ASSIGNMENT = Retype all of the data exactly as given.

SUPPLIED DATA =
# # # #

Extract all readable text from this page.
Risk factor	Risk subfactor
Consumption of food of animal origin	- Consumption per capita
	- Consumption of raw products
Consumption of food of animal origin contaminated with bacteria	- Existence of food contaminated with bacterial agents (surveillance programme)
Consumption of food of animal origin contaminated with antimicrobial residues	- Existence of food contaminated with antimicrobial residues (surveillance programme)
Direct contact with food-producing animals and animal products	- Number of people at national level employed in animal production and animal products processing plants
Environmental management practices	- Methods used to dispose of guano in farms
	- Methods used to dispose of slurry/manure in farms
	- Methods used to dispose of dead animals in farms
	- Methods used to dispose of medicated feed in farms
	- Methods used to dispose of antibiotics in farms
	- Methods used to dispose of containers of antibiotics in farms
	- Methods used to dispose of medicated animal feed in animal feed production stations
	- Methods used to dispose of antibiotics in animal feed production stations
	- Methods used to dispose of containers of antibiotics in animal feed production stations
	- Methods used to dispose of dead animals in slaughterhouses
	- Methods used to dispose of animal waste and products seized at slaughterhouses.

# # # #

RESULT =
Extract all readable text from this page.
Risk factor	Risk subfactor
Consumption of food of animal origin	- Consumption per capita
	- Consumption of raw products
Consumption of food of animal origin contaminated with bacteria	- Existence of food contaminated with bacterial agents (surveillance programme)
Consumption of food of animal origin contaminated with antimicrobial residues	- Existence of food contaminated with antimicrobial residues (surveillance programme)
Direct contact with food-producing animals and animal products	- Number of people at national level employed in animal production and animal products processing plants
Environmental management practices	- Methods used to dispose of guano in farms
	- Methods used to dispose of slurry/manure in farms
	- Methods used to dispose of dead animals in farms
	- Methods used to dispose of medicated feed in farms
	- Methods used to dispose of antibiotics in farms
	- Methods used to dispose of containers of antibiotics in farms
	- Methods used to dispose of medicated animal feed in animal feed production stations
	- Methods used to dispose of antibiotics in animal feed production stations
	- Methods used to dispose of containers of antibiotics in animal feed production stations
	- Methods used to dispose of dead animals in slaughterhouses
	- Methods used to dispose of animal waste and products seized at slaughterhouses.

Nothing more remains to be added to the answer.